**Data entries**
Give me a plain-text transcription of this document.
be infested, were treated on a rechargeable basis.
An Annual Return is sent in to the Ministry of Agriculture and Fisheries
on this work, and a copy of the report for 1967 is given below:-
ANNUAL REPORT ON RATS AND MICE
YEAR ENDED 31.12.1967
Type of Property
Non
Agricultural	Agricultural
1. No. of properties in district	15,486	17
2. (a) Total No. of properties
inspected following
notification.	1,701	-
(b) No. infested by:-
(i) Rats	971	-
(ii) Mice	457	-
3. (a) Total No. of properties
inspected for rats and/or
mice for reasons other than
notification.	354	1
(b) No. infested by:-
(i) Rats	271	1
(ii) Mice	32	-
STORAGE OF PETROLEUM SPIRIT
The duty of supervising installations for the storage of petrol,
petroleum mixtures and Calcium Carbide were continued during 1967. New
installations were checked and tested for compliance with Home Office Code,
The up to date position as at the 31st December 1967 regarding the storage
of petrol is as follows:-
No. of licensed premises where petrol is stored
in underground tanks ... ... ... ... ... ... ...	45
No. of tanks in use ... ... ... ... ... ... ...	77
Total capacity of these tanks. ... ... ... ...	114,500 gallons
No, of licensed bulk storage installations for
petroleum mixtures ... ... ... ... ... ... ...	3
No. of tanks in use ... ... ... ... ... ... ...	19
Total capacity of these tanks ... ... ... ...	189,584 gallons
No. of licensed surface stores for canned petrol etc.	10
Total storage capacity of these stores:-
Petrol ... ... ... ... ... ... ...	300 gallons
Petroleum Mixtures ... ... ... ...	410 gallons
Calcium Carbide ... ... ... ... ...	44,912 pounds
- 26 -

**To do**
Copy out the whole listing, exactly as written.

**Written solution**
Give me a plain-text transcription of this document.
be infested, were treated on a rechargeable basis.
An Annual Return is sent in to the Ministry of Agriculture and Fisheries
on this work, and a copy of the report for 1967 is given below:-
ANNUAL REPORT ON RATS AND MICE
YEAR ENDED 31.12.1967
Type of Property
Non
Agricultural	Agricultural
1. No. of properties in district	15,486	17
2. (a) Total No. of properties
inspected following
notification.	1,701	-
(b) No. infested by:-
(i) Rats	971	-
(ii) Mice	457	-
3. (a) Total No. of properties
inspected for rats and/or
mice for reasons other than
notification.	354	1
(b) No. infested by:-
(i) Rats	271	1
(ii) Mice	32	-
STORAGE OF PETROLEUM SPIRIT
The duty of supervising installations for the storage of petrol,
petroleum mixtures and Calcium Carbide were continued during 1967. New
installations were checked and tested for compliance with Home Office Code,
The up to date position as at the 31st December 1967 regarding the storage
of petrol is as follows:-
No. of licensed premises where petrol is stored
in underground tanks ... ... ... ... ... ... ...	45
No. of tanks in use ... ... ... ... ... ... ...	77
Total capacity of these tanks. ... ... ... ...	114,500 gallons
No, of licensed bulk storage installations for
petroleum mixtures ... ... ... ... ... ... ...	3
No. of tanks in use ... ... ... ... ... ... ...	19
Total capacity of these tanks ... ... ... ...	189,584 gallons
No. of licensed surface stores for canned petrol etc.	10
Total storage capacity of these stores:-
Petrol ... ... ... ... ... ... ...	300 gallons
Petroleum Mixtures ... ... ... ...	410 gallons
Calcium Carbide ... ... ... ... ...	44,912 pounds
- 26 -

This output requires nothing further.